*** Material for the task Section Begins ***

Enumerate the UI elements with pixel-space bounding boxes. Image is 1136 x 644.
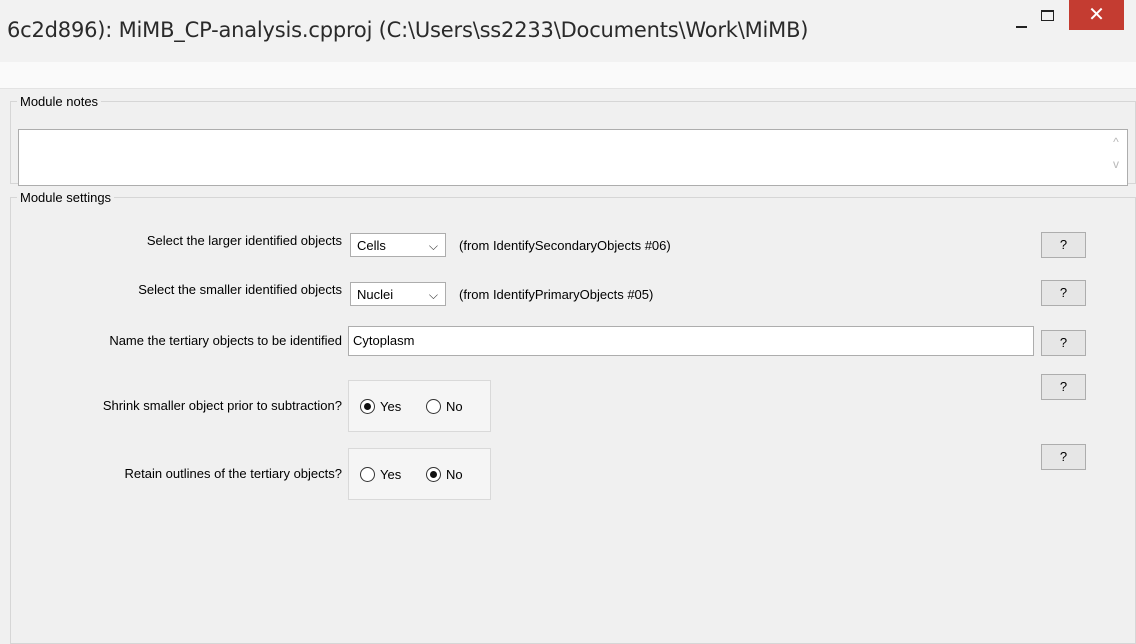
smaller-objects-select[interactable]: Nuclei ⌵ <box>350 282 446 306</box>
retain-yes-radio[interactable] <box>360 467 375 482</box>
shrink-yes-radio[interactable] <box>360 399 375 414</box>
help-button-smaller-objects[interactable]: ? <box>1041 280 1086 306</box>
chevron-down-icon: ⌵ <box>428 288 438 302</box>
tertiary-name-input[interactable]: Cytoplasm <box>348 326 1034 356</box>
retain-outlines-radio-group: Yes No <box>348 448 491 500</box>
close-button[interactable]: ✕ <box>1069 0 1124 30</box>
help-button-tertiary-name[interactable]: ? <box>1041 330 1086 356</box>
help-button-shrink[interactable]: ? <box>1041 374 1086 400</box>
retain-yes-label[interactable]: Yes <box>380 467 401 483</box>
toolbar-strip <box>0 62 1136 89</box>
retain-no-label[interactable]: No <box>446 467 463 483</box>
module-notes-textarea[interactable]: ^ v <box>18 129 1128 186</box>
setting-label-shrink: Shrink smaller object prior to subtracti… <box>102 398 342 413</box>
larger-objects-source: (from IdentifySecondaryObjects #06) <box>459 238 671 253</box>
help-button-retain-outlines[interactable]: ? <box>1041 444 1086 470</box>
help-button-larger-objects[interactable]: ? <box>1041 232 1086 258</box>
shrink-no-radio[interactable] <box>426 399 441 414</box>
window-title: 6c2d896): MiMB_CP-analysis.cpproj (C:\Us… <box>7 18 809 42</box>
larger-objects-value: Cells <box>357 238 386 253</box>
chevron-down-icon: ⌵ <box>428 239 438 253</box>
smaller-objects-source: (from IdentifyPrimaryObjects #05) <box>459 287 654 302</box>
setting-label-tertiary-name: Name the tertiary objects to be identifi… <box>109 333 342 348</box>
window-titlebar: 6c2d896): MiMB_CP-analysis.cpproj (C:\Us… <box>0 0 1136 63</box>
scroll-down-arrow-icon[interactable]: v <box>1109 157 1123 171</box>
close-icon: ✕ <box>1088 2 1105 26</box>
module-settings-label: Module settings <box>20 190 112 205</box>
maximize-icon <box>1041 10 1054 21</box>
retain-no-radio[interactable] <box>426 467 441 482</box>
setting-label-retain-outlines: Retain outlines of the tertiary objects? <box>124 466 342 481</box>
shrink-radio-group: Yes No <box>348 380 491 432</box>
shrink-yes-label[interactable]: Yes <box>380 399 401 415</box>
module-settings-group: Module settings <box>10 190 1136 644</box>
setting-label-larger-objects: Select the larger identified objects <box>146 233 342 248</box>
smaller-objects-value: Nuclei <box>357 287 394 302</box>
setting-label-smaller-objects: Select the smaller identified objects <box>138 282 342 297</box>
module-notes-group: Module notes ^ v <box>10 94 1136 186</box>
scroll-up-arrow-icon[interactable]: ^ <box>1109 135 1123 149</box>
module-notes-label: Module notes <box>20 94 99 109</box>
shrink-no-label[interactable]: No <box>446 399 463 415</box>
maximize-button[interactable] <box>1025 0 1069 36</box>
larger-objects-select[interactable]: Cells ⌵ <box>350 233 446 257</box>
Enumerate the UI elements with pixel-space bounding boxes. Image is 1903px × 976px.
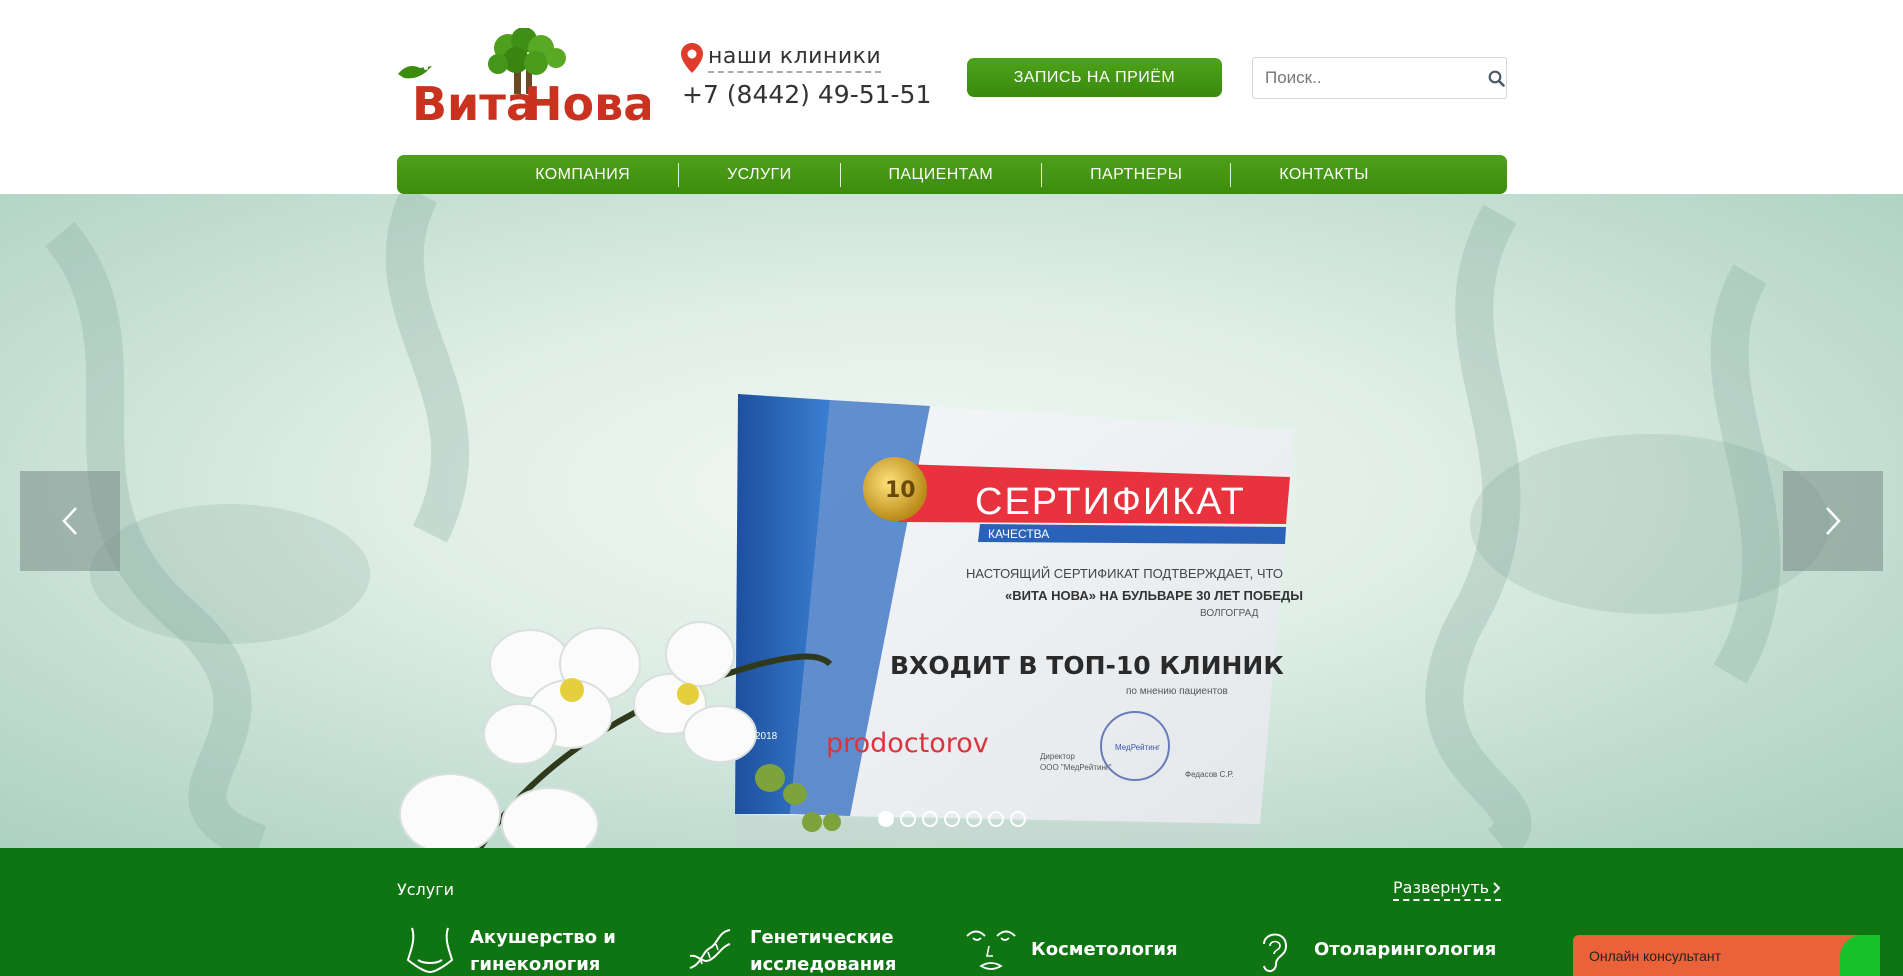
slider-dot[interactable] — [944, 811, 960, 827]
page: Вита Нова наши клиники +7 (8442) 49-51-5… — [0, 0, 1903, 976]
map-pin-icon — [681, 43, 703, 73]
slider-dot[interactable] — [966, 811, 982, 827]
prodoctorov-logo: prodoctorov — [826, 728, 989, 759]
slider-dot[interactable] — [900, 811, 916, 827]
nav-item-company[interactable]: КОМПАНИЯ — [487, 166, 678, 184]
slide-line1: НАСТОЯЩИЙ СЕРТИФИКАТ ПОДТВЕРЖДАЕТ, ЧТО — [966, 566, 1283, 581]
certificate-card: 10 СЕРТИФИКАТ КАЧЕСТВА НАСТОЯЩИЙ СЕРТИФИ… — [735, 394, 1303, 848]
nav-divider — [1230, 162, 1232, 187]
slide-city: ВОЛГОГРАД — [1200, 608, 1259, 619]
nav-divider — [839, 162, 841, 187]
logo-graphic: Вита Нова — [398, 28, 650, 128]
hero-slider: 10 СЕРТИФИКАТ КАЧЕСТВА НАСТОЯЩИЙ СЕРТИФИ… — [0, 194, 1903, 848]
service-name-line2: исследования — [750, 954, 897, 975]
slide-image: 10 СЕРТИФИКАТ КАЧЕСТВА НАСТОЯЩИЙ СЕРТИФИ… — [45, 194, 1830, 848]
nav-item-contacts[interactable]: КОНТАКТЫ — [1231, 166, 1417, 184]
stamp-text: МедРейтинг — [1115, 743, 1160, 752]
nav-divider — [1041, 162, 1043, 187]
service-name: Косметология — [1031, 939, 1178, 960]
chevron-right-icon — [1493, 881, 1501, 894]
slider-dot[interactable] — [1010, 811, 1026, 827]
slide-small-text: по мнению пациентов — [1126, 686, 1228, 697]
slider-dot[interactable] — [878, 811, 894, 827]
consultant-status-indicator — [1840, 935, 1880, 976]
search-box — [1252, 57, 1507, 99]
expand-label: Развернуть — [1393, 878, 1490, 897]
slide-headline: СЕРТИФИКАТ — [975, 481, 1246, 523]
search-input[interactable] — [1253, 58, 1486, 98]
badge-number: 10 — [885, 478, 916, 503]
logo-word-nova: Нова — [524, 77, 650, 128]
service-name: Отоларингология — [1314, 939, 1497, 960]
face-icon — [966, 930, 1016, 970]
nav-divider — [678, 162, 680, 187]
services-title: Услуги — [397, 880, 455, 899]
chevron-right-icon — [1826, 507, 1841, 535]
slide-company: ООО "МедРейтинг" — [1040, 763, 1112, 772]
service-name-line2: гинекология — [470, 954, 601, 975]
pelvis-icon — [406, 927, 454, 974]
search-icon[interactable] — [1486, 58, 1506, 98]
dna-icon — [689, 929, 731, 969]
nav-item-patients[interactable]: ПАЦИЕНТАМ — [841, 166, 1042, 184]
appointment-button[interactable]: ЗАПИСЬ НА ПРИЁМ — [967, 58, 1222, 97]
clinics-label: наши клиники — [708, 44, 882, 73]
chevron-left-icon — [62, 507, 77, 535]
service-name-line1: Генетические — [750, 927, 894, 948]
slide-sub: КАЧЕСТВА — [988, 527, 1049, 541]
online-consultant-button[interactable]: Онлайн консультант — [1573, 935, 1873, 976]
expand-services-link[interactable]: Развернуть — [1393, 878, 1502, 901]
slide-line2: «ВИТА НОВА» НА БУЛЬВАРЕ 30 ЛЕТ ПОБЕДЫ — [1005, 588, 1303, 603]
ear-icon — [1263, 933, 1288, 972]
main-nav: КОМПАНИЯ УСЛУГИ ПАЦИЕНТАМ ПАРТНЕРЫ КОНТА… — [397, 155, 1507, 194]
site-logo[interactable]: Вита Нова — [396, 28, 650, 128]
slide-year: 2018 — [755, 731, 778, 742]
service-name-line1: Акушерство и — [470, 927, 616, 948]
service-item-otolaryngology[interactable]: Отоларингология — [1246, 924, 1496, 976]
logo-word-vita: Вита — [412, 77, 537, 128]
slide-main-text: ВХОДИТ В ТОП-10 КЛИНИК — [890, 651, 1284, 680]
phone-number[interactable]: +7 (8442) 49-51-51 — [682, 80, 931, 109]
slider-next-button[interactable] — [1783, 471, 1883, 571]
slide-director: Директор — [1040, 752, 1075, 761]
slide-signature: Федасов С.Р. — [1185, 770, 1234, 779]
slider-dot[interactable] — [922, 811, 938, 827]
clinics-link[interactable]: наши клиники — [680, 40, 882, 76]
service-item-cosmetology[interactable]: Косметология — [963, 924, 1178, 976]
slider-prev-button[interactable] — [20, 471, 120, 571]
site-header: Вита Нова наши клиники +7 (8442) 49-51-5… — [0, 0, 1903, 194]
nav-item-services[interactable]: УСЛУГИ — [679, 166, 839, 184]
nav-item-partners[interactable]: ПАРТНЕРЫ — [1042, 166, 1230, 184]
service-item-obstetrics[interactable]: Акушерство и гинекология — [402, 924, 616, 976]
slider-dot[interactable] — [988, 811, 1004, 827]
service-item-genetics[interactable]: Генетические исследования — [682, 924, 896, 976]
slider-pagination — [878, 811, 1026, 827]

*** Material for the task Section Ends ***

Only the number is wanted: how many lines in the entries above contain the string "right"?

Written answer → 2